• **THE REQUEST**
Scan the records below for the word "this" and give only the number of lines that hold it.

• **GIVEN INFORMATION**
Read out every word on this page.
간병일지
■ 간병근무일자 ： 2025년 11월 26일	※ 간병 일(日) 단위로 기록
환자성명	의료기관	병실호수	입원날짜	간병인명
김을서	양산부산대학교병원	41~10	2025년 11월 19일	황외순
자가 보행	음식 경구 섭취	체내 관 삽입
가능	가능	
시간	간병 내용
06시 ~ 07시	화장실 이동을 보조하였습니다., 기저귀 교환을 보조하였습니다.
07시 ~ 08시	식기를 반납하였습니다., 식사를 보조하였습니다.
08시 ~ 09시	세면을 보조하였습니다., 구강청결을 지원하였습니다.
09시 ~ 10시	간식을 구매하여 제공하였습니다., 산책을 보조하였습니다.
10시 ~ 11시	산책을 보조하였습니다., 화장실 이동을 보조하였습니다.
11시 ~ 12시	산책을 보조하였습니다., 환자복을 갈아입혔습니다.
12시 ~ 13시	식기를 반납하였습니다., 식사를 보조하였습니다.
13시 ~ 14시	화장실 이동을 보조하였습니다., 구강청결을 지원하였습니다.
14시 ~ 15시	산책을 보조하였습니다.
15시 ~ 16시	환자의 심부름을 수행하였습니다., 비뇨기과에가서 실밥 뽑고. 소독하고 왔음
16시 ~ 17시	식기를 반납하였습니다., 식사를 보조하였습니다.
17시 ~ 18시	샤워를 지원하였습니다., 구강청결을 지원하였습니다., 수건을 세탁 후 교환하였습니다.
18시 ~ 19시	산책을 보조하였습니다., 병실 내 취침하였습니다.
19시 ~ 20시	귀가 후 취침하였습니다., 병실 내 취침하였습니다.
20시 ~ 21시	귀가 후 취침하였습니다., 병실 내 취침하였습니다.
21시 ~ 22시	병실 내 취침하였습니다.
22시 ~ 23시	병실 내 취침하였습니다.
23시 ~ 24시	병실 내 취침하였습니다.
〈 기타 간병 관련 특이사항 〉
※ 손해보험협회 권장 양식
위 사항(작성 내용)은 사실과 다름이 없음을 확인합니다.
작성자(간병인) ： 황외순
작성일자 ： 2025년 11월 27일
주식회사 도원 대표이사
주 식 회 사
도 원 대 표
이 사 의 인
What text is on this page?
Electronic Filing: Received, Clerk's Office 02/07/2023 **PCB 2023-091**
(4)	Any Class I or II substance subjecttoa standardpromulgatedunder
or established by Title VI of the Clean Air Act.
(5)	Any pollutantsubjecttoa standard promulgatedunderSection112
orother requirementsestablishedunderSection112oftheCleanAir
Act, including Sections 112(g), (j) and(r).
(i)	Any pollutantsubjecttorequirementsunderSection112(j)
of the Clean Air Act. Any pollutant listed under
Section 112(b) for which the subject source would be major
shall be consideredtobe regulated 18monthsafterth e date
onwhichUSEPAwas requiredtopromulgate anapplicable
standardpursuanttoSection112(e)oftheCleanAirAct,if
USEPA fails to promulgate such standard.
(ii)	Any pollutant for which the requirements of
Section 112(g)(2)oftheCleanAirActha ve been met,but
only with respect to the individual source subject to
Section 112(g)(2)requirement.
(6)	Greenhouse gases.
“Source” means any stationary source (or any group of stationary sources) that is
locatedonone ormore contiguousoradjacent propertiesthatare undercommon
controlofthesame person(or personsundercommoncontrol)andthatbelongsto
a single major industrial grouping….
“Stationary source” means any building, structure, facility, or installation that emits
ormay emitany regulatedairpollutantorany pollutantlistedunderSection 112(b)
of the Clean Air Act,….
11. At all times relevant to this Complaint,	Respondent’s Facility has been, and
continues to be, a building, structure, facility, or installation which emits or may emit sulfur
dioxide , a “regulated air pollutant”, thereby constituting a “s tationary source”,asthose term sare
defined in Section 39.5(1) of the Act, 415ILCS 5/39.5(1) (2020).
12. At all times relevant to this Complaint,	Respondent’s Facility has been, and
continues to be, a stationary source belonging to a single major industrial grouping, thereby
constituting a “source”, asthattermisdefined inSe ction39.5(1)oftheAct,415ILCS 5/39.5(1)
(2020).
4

• **COMPLETE OUTPUT**
4